WHAT IS EXPECTED —
Would you pull out every line of the material that contains the string "acid"?

------------------------------

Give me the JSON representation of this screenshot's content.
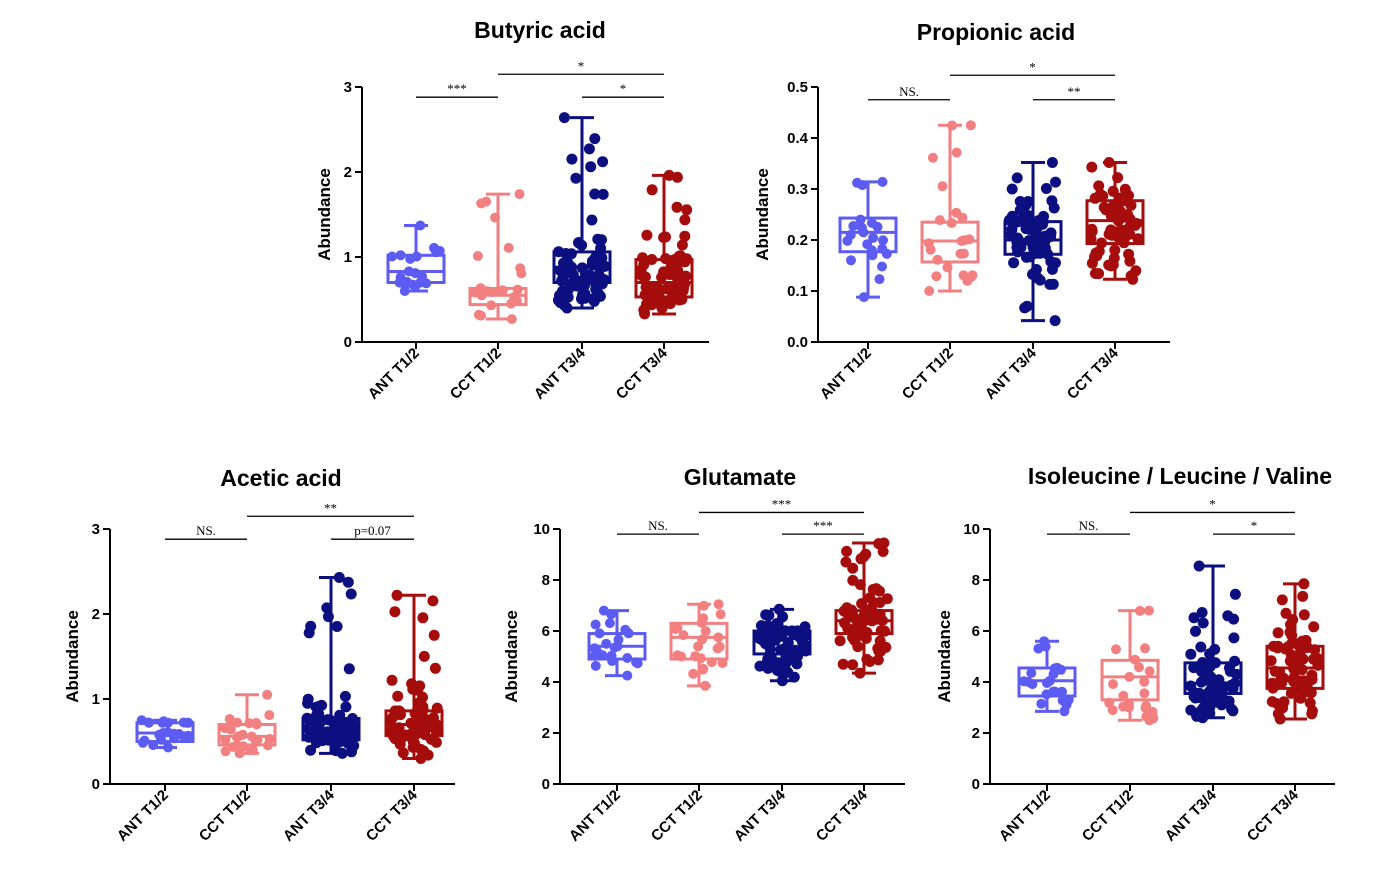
{
  "colors": {
    "ANT T1/2": "#5c5cf2",
    "CCT T1/2": "#f28080",
    "ANT T3/4": "#0b0f7f",
    "CCT T3/4": "#a50d0d"
  },
  "chart_data": [
    {
      "type": "box",
      "title": "Butyric acid",
      "ylabel": "Abundance",
      "xlabel": "",
      "categories": [
        "ANT T1/2",
        "CCT T1/2",
        "ANT T3/4",
        "CCT T3/4"
      ],
      "ylim": [
        0,
        3
      ],
      "yticks": [
        0,
        1,
        2,
        3
      ],
      "y_tick_labels": [
        "0",
        "1",
        "2",
        "3"
      ],
      "series": [
        {
          "name": "ANT T1/2",
          "min": 0.6,
          "q1": 0.7,
          "median": 0.83,
          "q3": 1.02,
          "max": 1.37,
          "n": 22
        },
        {
          "name": "CCT T1/2",
          "min": 0.27,
          "q1": 0.44,
          "median": 0.55,
          "q3": 0.63,
          "max": 1.74,
          "n": 24
        },
        {
          "name": "ANT T3/4",
          "min": 0.4,
          "q1": 0.7,
          "median": 0.88,
          "q3": 1.06,
          "max": 2.64,
          "n": 70
        },
        {
          "name": "CCT T3/4",
          "min": 0.33,
          "q1": 0.53,
          "median": 0.7,
          "q3": 0.97,
          "max": 1.96,
          "n": 70
        }
      ],
      "significance": [
        {
          "from": "ANT T1/2",
          "to": "CCT T1/2",
          "label": "***",
          "y": 2.88
        },
        {
          "from": "CCT T1/2",
          "to": "CCT T3/4",
          "label": "*",
          "y": 3.15
        },
        {
          "from": "ANT T3/4",
          "to": "CCT T3/4",
          "label": "*",
          "y": 2.88
        }
      ]
    },
    {
      "type": "box",
      "title": "Propionic acid",
      "ylabel": "Abundance",
      "xlabel": "",
      "categories": [
        "ANT T1/2",
        "CCT T1/2",
        "ANT T3/4",
        "CCT T3/4"
      ],
      "ylim": [
        0,
        0.5
      ],
      "yticks": [
        0,
        0.1,
        0.2,
        0.3,
        0.4,
        0.5
      ],
      "y_tick_labels": [
        "0.0",
        "0.1",
        "0.2",
        "0.3",
        "0.4",
        "0.5"
      ],
      "series": [
        {
          "name": "ANT T1/2",
          "min": 0.088,
          "q1": 0.177,
          "median": 0.215,
          "q3": 0.243,
          "max": 0.314,
          "n": 22
        },
        {
          "name": "CCT T1/2",
          "min": 0.1,
          "q1": 0.157,
          "median": 0.198,
          "q3": 0.235,
          "max": 0.425,
          "n": 24
        },
        {
          "name": "ANT T3/4",
          "min": 0.042,
          "q1": 0.172,
          "median": 0.2,
          "q3": 0.236,
          "max": 0.352,
          "n": 70
        },
        {
          "name": "CCT T3/4",
          "min": 0.123,
          "q1": 0.193,
          "median": 0.238,
          "q3": 0.277,
          "max": 0.352,
          "n": 70
        }
      ],
      "significance": [
        {
          "from": "ANT T1/2",
          "to": "CCT T1/2",
          "label": "NS.",
          "y": 0.475
        },
        {
          "from": "CCT T1/2",
          "to": "CCT T3/4",
          "label": "*",
          "y": 0.523
        },
        {
          "from": "ANT T3/4",
          "to": "CCT T3/4",
          "label": "**",
          "y": 0.475
        }
      ]
    },
    {
      "type": "box",
      "title": "Acetic acid",
      "ylabel": "Abundance",
      "xlabel": "",
      "categories": [
        "ANT T1/2",
        "CCT T1/2",
        "ANT T3/4",
        "CCT T3/4"
      ],
      "ylim": [
        0,
        3
      ],
      "yticks": [
        0,
        1,
        2,
        3
      ],
      "y_tick_labels": [
        "0",
        "1",
        "2",
        "3"
      ],
      "series": [
        {
          "name": "ANT T1/2",
          "min": 0.43,
          "q1": 0.5,
          "median": 0.6,
          "q3": 0.72,
          "max": 0.75,
          "n": 22
        },
        {
          "name": "CCT T1/2",
          "min": 0.36,
          "q1": 0.46,
          "median": 0.56,
          "q3": 0.7,
          "max": 1.05,
          "n": 24
        },
        {
          "name": "ANT T3/4",
          "min": 0.36,
          "q1": 0.52,
          "median": 0.62,
          "q3": 0.77,
          "max": 2.43,
          "n": 70
        },
        {
          "name": "CCT T3/4",
          "min": 0.3,
          "q1": 0.57,
          "median": 0.7,
          "q3": 0.86,
          "max": 2.22,
          "n": 70
        }
      ],
      "significance": [
        {
          "from": "ANT T1/2",
          "to": "CCT T1/2",
          "label": "NS.",
          "y": 2.88
        },
        {
          "from": "CCT T1/2",
          "to": "CCT T3/4",
          "label": "**",
          "y": 3.15
        },
        {
          "from": "ANT T3/4",
          "to": "CCT T3/4",
          "label": "p=0.07",
          "y": 2.88
        }
      ]
    },
    {
      "type": "box",
      "title": "Glutamate",
      "ylabel": "Abundance",
      "xlabel": "",
      "categories": [
        "ANT T1/2",
        "CCT T1/2",
        "ANT T3/4",
        "CCT T3/4"
      ],
      "ylim": [
        0,
        10
      ],
      "yticks": [
        0,
        2,
        4,
        6,
        8,
        10
      ],
      "y_tick_labels": [
        "0",
        "2",
        "4",
        "6",
        "8",
        "10"
      ],
      "series": [
        {
          "name": "ANT T1/2",
          "min": 4.25,
          "q1": 4.9,
          "median": 5.4,
          "q3": 5.9,
          "max": 6.8,
          "n": 22
        },
        {
          "name": "CCT T1/2",
          "min": 3.85,
          "q1": 4.9,
          "median": 5.75,
          "q3": 6.3,
          "max": 7.05,
          "n": 24
        },
        {
          "name": "ANT T3/4",
          "min": 4.05,
          "q1": 5.1,
          "median": 5.7,
          "q3": 6.0,
          "max": 6.85,
          "n": 70
        },
        {
          "name": "CCT T3/4",
          "min": 4.35,
          "q1": 5.9,
          "median": 6.4,
          "q3": 6.8,
          "max": 9.45,
          "n": 70
        }
      ],
      "significance": [
        {
          "from": "ANT T1/2",
          "to": "CCT T1/2",
          "label": "NS.",
          "y": 9.8
        },
        {
          "from": "CCT T1/2",
          "to": "CCT T3/4",
          "label": "***",
          "y": 10.65
        },
        {
          "from": "ANT T3/4",
          "to": "CCT T3/4",
          "label": "***",
          "y": 9.8
        }
      ]
    },
    {
      "type": "box",
      "title": "Isoleucine / Leucine / Valine",
      "ylabel": "Abundance",
      "xlabel": "",
      "categories": [
        "ANT T1/2",
        "CCT T1/2",
        "ANT T3/4",
        "CCT T3/4"
      ],
      "ylim": [
        0,
        10
      ],
      "yticks": [
        0,
        2,
        4,
        6,
        8,
        10
      ],
      "y_tick_labels": [
        "0",
        "2",
        "4",
        "6",
        "8",
        "10"
      ],
      "series": [
        {
          "name": "ANT T1/2",
          "min": 2.85,
          "q1": 3.45,
          "median": 4.05,
          "q3": 4.55,
          "max": 5.6,
          "n": 22
        },
        {
          "name": "CCT T1/2",
          "min": 2.5,
          "q1": 3.3,
          "median": 4.2,
          "q3": 4.85,
          "max": 6.8,
          "n": 24
        },
        {
          "name": "ANT T3/4",
          "min": 2.6,
          "q1": 3.55,
          "median": 3.95,
          "q3": 4.75,
          "max": 8.55,
          "n": 70
        },
        {
          "name": "CCT T3/4",
          "min": 2.55,
          "q1": 3.75,
          "median": 4.55,
          "q3": 5.4,
          "max": 7.85,
          "n": 70
        }
      ],
      "significance": [
        {
          "from": "ANT T1/2",
          "to": "CCT T1/2",
          "label": "NS.",
          "y": 9.8
        },
        {
          "from": "CCT T1/2",
          "to": "CCT T3/4",
          "label": "*",
          "y": 10.65
        },
        {
          "from": "ANT T3/4",
          "to": "CCT T3/4",
          "label": "*",
          "y": 9.8
        }
      ]
    }
  ]
}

------------------------------

SOLUTION TO THIS EXERCISE —
      "title": "Butyric acid",
      "title": "Propionic acid",
      "title": "Acetic acid",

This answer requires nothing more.